**To be done:** The data below should be printed in full, exactly, and without any of its images.

**Provided data:**
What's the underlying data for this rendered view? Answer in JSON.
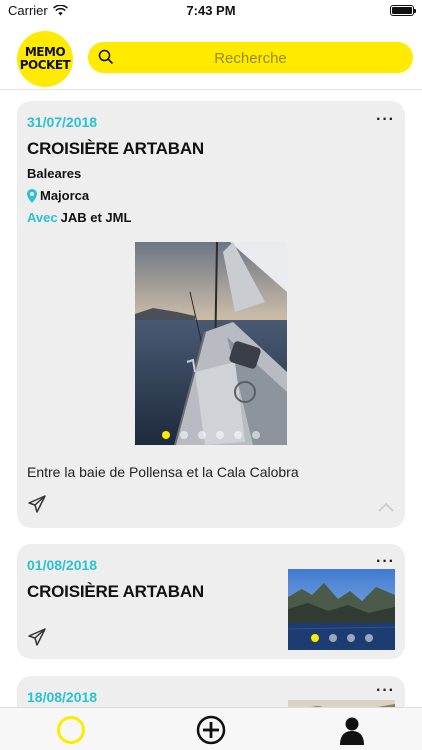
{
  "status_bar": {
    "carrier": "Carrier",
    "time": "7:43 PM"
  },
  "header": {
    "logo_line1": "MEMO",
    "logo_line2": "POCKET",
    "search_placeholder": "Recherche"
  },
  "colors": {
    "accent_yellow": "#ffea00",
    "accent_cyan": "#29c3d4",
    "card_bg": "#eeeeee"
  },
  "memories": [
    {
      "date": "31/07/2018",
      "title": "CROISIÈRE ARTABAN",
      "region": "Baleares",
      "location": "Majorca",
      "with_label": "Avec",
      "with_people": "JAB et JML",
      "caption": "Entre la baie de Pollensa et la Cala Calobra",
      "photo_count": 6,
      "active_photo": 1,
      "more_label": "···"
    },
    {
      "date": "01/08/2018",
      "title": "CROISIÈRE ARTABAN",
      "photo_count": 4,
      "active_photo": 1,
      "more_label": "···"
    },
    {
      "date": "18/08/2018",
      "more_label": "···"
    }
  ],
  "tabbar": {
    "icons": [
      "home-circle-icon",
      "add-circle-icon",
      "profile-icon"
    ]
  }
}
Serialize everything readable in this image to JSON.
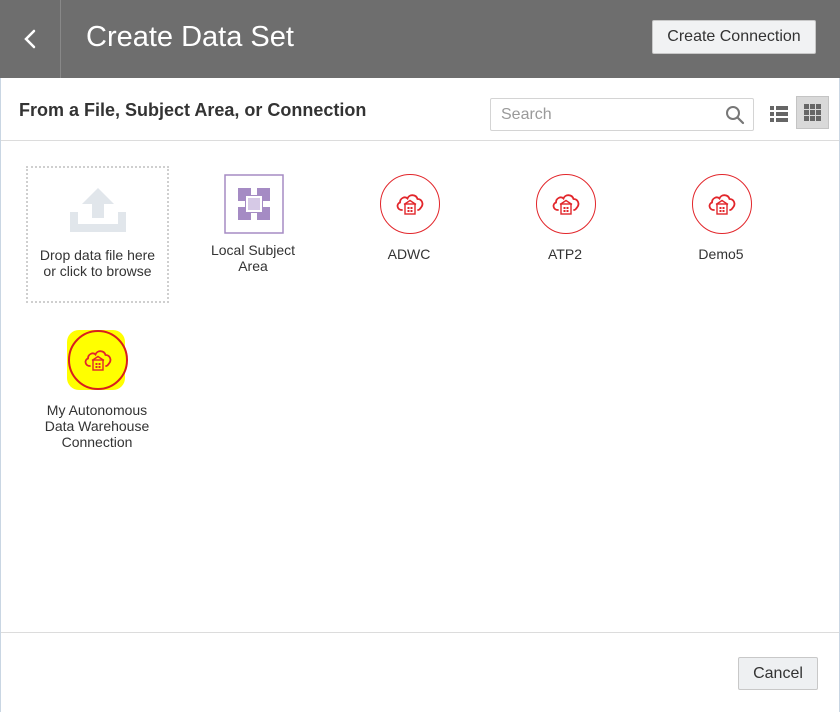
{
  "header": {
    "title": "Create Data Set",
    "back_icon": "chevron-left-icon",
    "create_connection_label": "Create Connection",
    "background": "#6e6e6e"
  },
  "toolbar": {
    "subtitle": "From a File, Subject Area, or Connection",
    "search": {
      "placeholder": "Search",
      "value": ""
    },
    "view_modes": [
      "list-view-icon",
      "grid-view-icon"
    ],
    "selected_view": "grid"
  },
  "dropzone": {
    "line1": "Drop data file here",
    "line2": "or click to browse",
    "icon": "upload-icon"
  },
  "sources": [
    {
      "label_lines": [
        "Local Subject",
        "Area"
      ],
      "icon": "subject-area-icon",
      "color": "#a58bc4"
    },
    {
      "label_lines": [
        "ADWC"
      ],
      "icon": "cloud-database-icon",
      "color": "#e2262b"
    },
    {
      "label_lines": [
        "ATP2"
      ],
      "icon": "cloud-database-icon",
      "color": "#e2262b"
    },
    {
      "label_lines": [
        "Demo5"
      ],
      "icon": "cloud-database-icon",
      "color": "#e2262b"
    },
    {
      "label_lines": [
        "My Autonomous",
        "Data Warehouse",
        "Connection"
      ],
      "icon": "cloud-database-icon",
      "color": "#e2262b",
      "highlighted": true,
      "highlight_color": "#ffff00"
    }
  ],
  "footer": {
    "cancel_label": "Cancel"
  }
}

**Exercise response:**
What's the underlying data for this rendered view? Answer in JSON.
{
  "status_bar": {
    "carrier": "Carrier",
    "time": "7:43 PM"
  },
  "header": {
    "logo_line1": "MEMO",
    "logo_line2": "POCKET",
    "search_placeholder": "Recherche"
  },
  "colors": {
    "accent_yellow": "#ffea00",
    "accent_cyan": "#29c3d4",
    "card_bg": "#eeeeee"
  },
  "memories": [
    {
      "date": "31/07/2018",
      "title": "CROISIÈRE ARTABAN",
      "region": "Baleares",
      "location": "Majorca",
      "with_label": "Avec",
      "with_people": "JAB et JML",
      "caption": "Entre la baie de Pollensa et la Cala Calobra",
      "photo_count": 6,
      "active_photo": 1,
      "more_label": "···"
    },
    {
      "date": "01/08/2018",
      "title": "CROISIÈRE ARTABAN",
      "photo_count": 4,
      "active_photo": 1,
      "more_label": "···"
    },
    {
      "date": "18/08/2018",
      "more_label": "···"
    }
  ],
  "tabbar": {
    "icons": [
      "home-circle-icon",
      "add-circle-icon",
      "profile-icon"
    ]
  }
}
Serialize everything readable in this image to JSON.
{
  "header": {
    "title": "Create Data Set",
    "back_icon": "chevron-left-icon",
    "create_connection_label": "Create Connection",
    "background": "#6e6e6e"
  },
  "toolbar": {
    "subtitle": "From a File, Subject Area, or Connection",
    "search": {
      "placeholder": "Search",
      "value": ""
    },
    "view_modes": [
      "list-view-icon",
      "grid-view-icon"
    ],
    "selected_view": "grid"
  },
  "dropzone": {
    "line1": "Drop data file here",
    "line2": "or click to browse",
    "icon": "upload-icon"
  },
  "sources": [
    {
      "label_lines": [
        "Local Subject",
        "Area"
      ],
      "icon": "subject-area-icon",
      "color": "#a58bc4"
    },
    {
      "label_lines": [
        "ADWC"
      ],
      "icon": "cloud-database-icon",
      "color": "#e2262b"
    },
    {
      "label_lines": [
        "ATP2"
      ],
      "icon": "cloud-database-icon",
      "color": "#e2262b"
    },
    {
      "label_lines": [
        "Demo5"
      ],
      "icon": "cloud-database-icon",
      "color": "#e2262b"
    },
    {
      "label_lines": [
        "My Autonomous",
        "Data Warehouse",
        "Connection"
      ],
      "icon": "cloud-database-icon",
      "color": "#e2262b",
      "highlighted": true,
      "highlight_color": "#ffff00"
    }
  ],
  "footer": {
    "cancel_label": "Cancel"
  }
}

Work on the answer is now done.